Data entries
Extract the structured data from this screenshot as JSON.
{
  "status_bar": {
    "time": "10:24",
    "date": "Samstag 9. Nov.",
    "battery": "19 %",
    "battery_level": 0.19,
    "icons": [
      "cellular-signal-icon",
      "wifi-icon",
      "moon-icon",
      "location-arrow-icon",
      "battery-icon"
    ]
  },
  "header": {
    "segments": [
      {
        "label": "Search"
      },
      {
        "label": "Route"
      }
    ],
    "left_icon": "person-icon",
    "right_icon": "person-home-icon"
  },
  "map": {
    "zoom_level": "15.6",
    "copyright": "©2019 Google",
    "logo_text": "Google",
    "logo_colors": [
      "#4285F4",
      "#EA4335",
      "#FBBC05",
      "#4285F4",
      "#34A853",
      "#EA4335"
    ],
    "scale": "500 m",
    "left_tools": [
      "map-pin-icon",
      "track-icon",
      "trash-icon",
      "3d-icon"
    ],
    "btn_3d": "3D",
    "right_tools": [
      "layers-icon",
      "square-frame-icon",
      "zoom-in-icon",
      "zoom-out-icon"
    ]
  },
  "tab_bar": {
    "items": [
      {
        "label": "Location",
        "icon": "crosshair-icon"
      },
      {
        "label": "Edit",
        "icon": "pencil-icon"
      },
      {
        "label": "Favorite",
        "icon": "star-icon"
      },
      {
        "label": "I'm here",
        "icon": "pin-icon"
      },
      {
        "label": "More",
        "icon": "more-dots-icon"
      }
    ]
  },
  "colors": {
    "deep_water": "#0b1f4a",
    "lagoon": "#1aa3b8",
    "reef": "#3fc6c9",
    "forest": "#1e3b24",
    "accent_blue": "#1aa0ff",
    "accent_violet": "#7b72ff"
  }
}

## [What you will do]
Reproduce the records above exactly.

## [Written answer]
Extract the structured data from this screenshot as JSON.
{
  "status_bar": {
    "time": "10:24",
    "date": "Samstag 9. Nov.",
    "battery": "19 %",
    "battery_level": 0.19,
    "icons": [
      "cellular-signal-icon",
      "wifi-icon",
      "moon-icon",
      "location-arrow-icon",
      "battery-icon"
    ]
  },
  "header": {
    "segments": [
      {
        "label": "Search"
      },
      {
        "label": "Route"
      }
    ],
    "left_icon": "person-icon",
    "right_icon": "person-home-icon"
  },
  "map": {
    "zoom_level": "15.6",
    "copyright": "©2019 Google",
    "logo_text": "Google",
    "logo_colors": [
      "#4285F4",
      "#EA4335",
      "#FBBC05",
      "#4285F4",
      "#34A853",
      "#EA4335"
    ],
    "scale": "500 m",
    "left_tools": [
      "map-pin-icon",
      "track-icon",
      "trash-icon",
      "3d-icon"
    ],
    "btn_3d": "3D",
    "right_tools": [
      "layers-icon",
      "square-frame-icon",
      "zoom-in-icon",
      "zoom-out-icon"
    ]
  },
  "tab_bar": {
    "items": [
      {
        "label": "Location",
        "icon": "crosshair-icon"
      },
      {
        "label": "Edit",
        "icon": "pencil-icon"
      },
      {
        "label": "Favorite",
        "icon": "star-icon"
      },
      {
        "label": "I'm here",
        "icon": "pin-icon"
      },
      {
        "label": "More",
        "icon": "more-dots-icon"
      }
    ]
  },
  "colors": {
    "deep_water": "#0b1f4a",
    "lagoon": "#1aa3b8",
    "reef": "#3fc6c9",
    "forest": "#1e3b24",
    "accent_blue": "#1aa0ff",
    "accent_violet": "#7b72ff"
  }
}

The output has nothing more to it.